Job: Omit every image, and transcribe the remaining entries exactly as given.
··· Given records ···
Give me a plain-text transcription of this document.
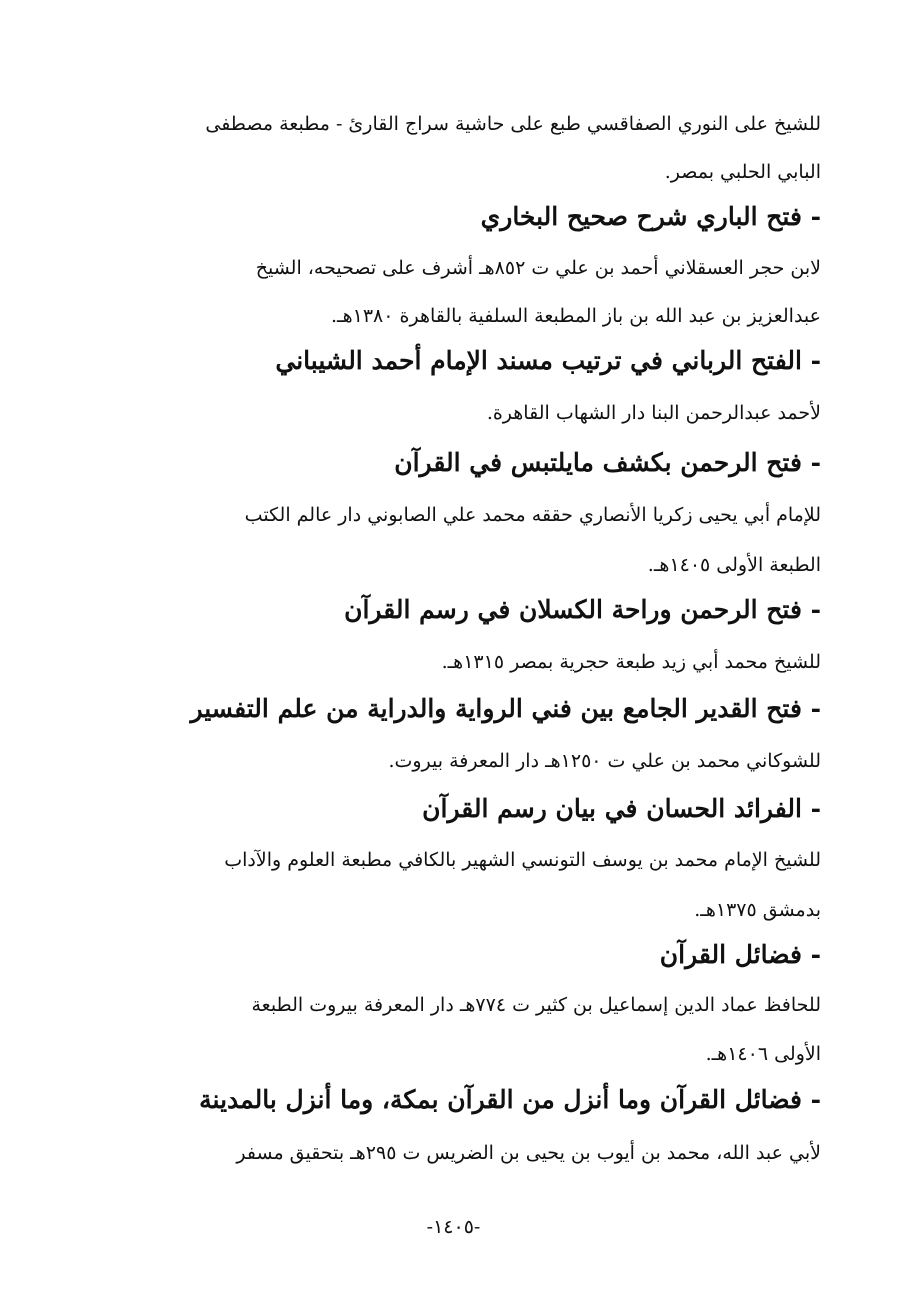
للشيخ على النوري الصفاقسي طبع على حاشية سراج القارئ - مطبعة مصطفى
البابي الحلبي بمصر.
- فتح الباري شرح صحيح البخاري
لابن حجر العسقلاني أحمد بن علي ت ٨٥٢هـ أشرف على تصحيحه، الشيخ
عبدالعزيز بن عبد الله بن باز المطبعة السلفية بالقاهرة ١٣٨٠هـ.
- الفتح الرباني في ترتيب مسند الإمام أحمد الشيباني
لأحمد عبدالرحمن البنا دار الشهاب القاهرة.
- فتح الرحمن بكشف مايلتبس في القرآن
للإمام أبي يحيى زكريا الأنصاري حققه محمد علي الصابوني دار عالم الكتب
الطبعة الأولى ١٤٠٥هـ.
- فتح الرحمن وراحة الكسلان في رسم القرآن
للشيخ محمد أبي زيد طبعة حجرية بمصر ١٣١٥هـ.
- فتح القدير الجامع بين فني الرواية والدراية من علم التفسير
للشوكاني محمد بن علي ت ١٢٥٠هـ دار المعرفة بيروت.
- الفرائد الحسان في بيان رسم القرآن
للشيخ الإمام محمد بن يوسف التونسي الشهير بالكافي مطبعة العلوم والآداب
بدمشق ١٣٧٥هـ.
- فضائل القرآن
للحافظ عماد الدين إسماعيل بن كثير ت ٧٧٤هـ دار المعرفة بيروت الطبعة
الأولى ١٤٠٦هـ.
- فضائل القرآن وما أنزل من القرآن بمكة، وما أنزل بالمدينة
لأبي عبد الله، محمد بن أيوب بن يحيى بن الضريس ت ٢٩٥هـ بتحقيق مسفر
-١٤٠٥-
···
Result:
Give me a plain-text transcription of this document.
للشيخ على النوري الصفاقسي طبع على حاشية سراج القارئ - مطبعة مصطفى
البابي الحلبي بمصر.
- فتح الباري شرح صحيح البخاري
لابن حجر العسقلاني أحمد بن علي ت ٨٥٢هـ أشرف على تصحيحه، الشيخ
عبدالعزيز بن عبد الله بن باز المطبعة السلفية بالقاهرة ١٣٨٠هـ.
- الفتح الرباني في ترتيب مسند الإمام أحمد الشيباني
لأحمد عبدالرحمن البنا دار الشهاب القاهرة.
- فتح الرحمن بكشف مايلتبس في القرآن
للإمام أبي يحيى زكريا الأنصاري حققه محمد علي الصابوني دار عالم الكتب
الطبعة الأولى ١٤٠٥هـ.
- فتح الرحمن وراحة الكسلان في رسم القرآن
للشيخ محمد أبي زيد طبعة حجرية بمصر ١٣١٥هـ.
- فتح القدير الجامع بين فني الرواية والدراية من علم التفسير
للشوكاني محمد بن علي ت ١٢٥٠هـ دار المعرفة بيروت.
- الفرائد الحسان في بيان رسم القرآن
للشيخ الإمام محمد بن يوسف التونسي الشهير بالكافي مطبعة العلوم والآداب
بدمشق ١٣٧٥هـ.
- فضائل القرآن
للحافظ عماد الدين إسماعيل بن كثير ت ٧٧٤هـ دار المعرفة بيروت الطبعة
الأولى ١٤٠٦هـ.
- فضائل القرآن وما أنزل من القرآن بمكة، وما أنزل بالمدينة
لأبي عبد الله، محمد بن أيوب بن يحيى بن الضريس ت ٢٩٥هـ بتحقيق مسفر
-١٤٠٥-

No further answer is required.